* THE PROBLEM
Reproduce the items word for word, from the very first line down to the line that contains "table-cell-text: 34104 [21, 286, 48, 296]", and include that line.

+ + + + +

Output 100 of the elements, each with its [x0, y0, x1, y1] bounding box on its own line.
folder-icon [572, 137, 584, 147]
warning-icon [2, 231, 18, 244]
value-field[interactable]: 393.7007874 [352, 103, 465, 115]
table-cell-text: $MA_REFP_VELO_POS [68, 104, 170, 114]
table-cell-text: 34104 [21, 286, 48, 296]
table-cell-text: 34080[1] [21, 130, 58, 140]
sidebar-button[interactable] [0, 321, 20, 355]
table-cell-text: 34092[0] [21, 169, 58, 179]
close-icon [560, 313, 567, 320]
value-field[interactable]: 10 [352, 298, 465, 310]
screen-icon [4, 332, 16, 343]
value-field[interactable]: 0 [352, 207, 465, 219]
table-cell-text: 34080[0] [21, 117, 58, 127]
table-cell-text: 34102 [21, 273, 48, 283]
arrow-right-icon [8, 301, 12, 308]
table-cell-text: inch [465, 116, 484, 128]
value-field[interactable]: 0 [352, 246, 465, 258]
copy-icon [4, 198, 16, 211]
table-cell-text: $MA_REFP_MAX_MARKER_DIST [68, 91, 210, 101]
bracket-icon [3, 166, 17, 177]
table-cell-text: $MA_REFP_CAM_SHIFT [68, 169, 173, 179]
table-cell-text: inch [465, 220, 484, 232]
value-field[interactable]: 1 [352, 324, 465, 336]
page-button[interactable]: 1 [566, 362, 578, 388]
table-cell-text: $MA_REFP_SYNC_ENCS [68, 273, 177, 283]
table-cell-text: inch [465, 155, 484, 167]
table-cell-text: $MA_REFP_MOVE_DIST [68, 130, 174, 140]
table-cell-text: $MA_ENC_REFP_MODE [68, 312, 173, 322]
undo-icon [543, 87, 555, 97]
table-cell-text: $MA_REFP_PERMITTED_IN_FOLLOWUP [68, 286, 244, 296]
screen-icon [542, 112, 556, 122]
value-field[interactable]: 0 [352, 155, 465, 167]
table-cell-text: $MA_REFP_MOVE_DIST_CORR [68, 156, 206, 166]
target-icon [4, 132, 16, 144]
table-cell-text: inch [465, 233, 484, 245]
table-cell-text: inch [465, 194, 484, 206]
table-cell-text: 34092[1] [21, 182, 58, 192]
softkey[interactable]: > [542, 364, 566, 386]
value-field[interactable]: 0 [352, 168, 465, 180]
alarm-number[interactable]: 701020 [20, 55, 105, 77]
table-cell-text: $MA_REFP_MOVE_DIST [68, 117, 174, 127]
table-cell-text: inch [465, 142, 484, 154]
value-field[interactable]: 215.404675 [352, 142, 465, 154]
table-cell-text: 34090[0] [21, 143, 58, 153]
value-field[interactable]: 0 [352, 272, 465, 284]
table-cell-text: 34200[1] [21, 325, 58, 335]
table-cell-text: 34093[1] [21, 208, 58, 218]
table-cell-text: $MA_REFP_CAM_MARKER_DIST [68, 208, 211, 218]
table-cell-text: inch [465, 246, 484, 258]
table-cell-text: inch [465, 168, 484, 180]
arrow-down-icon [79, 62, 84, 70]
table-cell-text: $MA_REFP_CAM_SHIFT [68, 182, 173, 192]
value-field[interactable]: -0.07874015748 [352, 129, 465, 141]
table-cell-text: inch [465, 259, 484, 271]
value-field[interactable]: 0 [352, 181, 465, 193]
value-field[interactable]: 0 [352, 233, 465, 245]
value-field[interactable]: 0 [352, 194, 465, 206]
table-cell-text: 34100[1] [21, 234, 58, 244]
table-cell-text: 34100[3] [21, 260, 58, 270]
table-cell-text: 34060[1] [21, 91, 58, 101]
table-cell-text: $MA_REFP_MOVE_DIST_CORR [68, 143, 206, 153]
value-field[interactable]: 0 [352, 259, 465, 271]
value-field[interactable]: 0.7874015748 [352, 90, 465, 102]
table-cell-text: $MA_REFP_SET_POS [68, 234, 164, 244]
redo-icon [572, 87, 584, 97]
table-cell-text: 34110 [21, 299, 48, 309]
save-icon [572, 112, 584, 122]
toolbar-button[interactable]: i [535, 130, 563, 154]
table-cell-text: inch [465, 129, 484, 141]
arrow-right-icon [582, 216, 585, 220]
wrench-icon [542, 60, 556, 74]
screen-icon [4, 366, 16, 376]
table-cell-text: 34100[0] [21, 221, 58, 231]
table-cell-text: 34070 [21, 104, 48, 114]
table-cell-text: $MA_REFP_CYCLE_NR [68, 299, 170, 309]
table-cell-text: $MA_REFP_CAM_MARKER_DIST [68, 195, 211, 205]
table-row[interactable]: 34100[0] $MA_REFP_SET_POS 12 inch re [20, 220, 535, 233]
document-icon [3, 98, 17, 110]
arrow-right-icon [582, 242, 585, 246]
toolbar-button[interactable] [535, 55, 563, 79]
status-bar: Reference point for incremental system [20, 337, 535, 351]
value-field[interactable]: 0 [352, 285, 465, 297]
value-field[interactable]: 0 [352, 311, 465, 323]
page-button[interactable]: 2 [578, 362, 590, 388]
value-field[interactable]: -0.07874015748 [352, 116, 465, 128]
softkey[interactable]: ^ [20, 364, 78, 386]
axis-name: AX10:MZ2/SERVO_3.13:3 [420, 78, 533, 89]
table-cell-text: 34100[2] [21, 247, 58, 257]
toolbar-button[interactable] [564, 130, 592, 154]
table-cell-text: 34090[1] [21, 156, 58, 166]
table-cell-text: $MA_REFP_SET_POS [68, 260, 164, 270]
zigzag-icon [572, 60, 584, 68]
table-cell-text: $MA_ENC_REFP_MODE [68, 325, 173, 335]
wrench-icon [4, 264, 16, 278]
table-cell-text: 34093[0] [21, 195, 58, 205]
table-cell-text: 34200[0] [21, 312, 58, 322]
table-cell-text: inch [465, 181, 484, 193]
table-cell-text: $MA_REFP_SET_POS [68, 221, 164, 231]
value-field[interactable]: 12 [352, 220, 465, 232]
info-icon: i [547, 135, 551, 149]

+ + + + +

* SOLUTION TO THIS PROBLEM
Output 100 of the elements, each with its [x0, y0, x1, y1] bounding box on its own line.
folder-icon [572, 137, 584, 147]
warning-icon [2, 231, 18, 244]
value-field[interactable]: 393.7007874 [352, 103, 465, 115]
table-cell-text: $MA_REFP_VELO_POS [68, 104, 170, 114]
table-cell-text: 34104 [21, 286, 48, 296]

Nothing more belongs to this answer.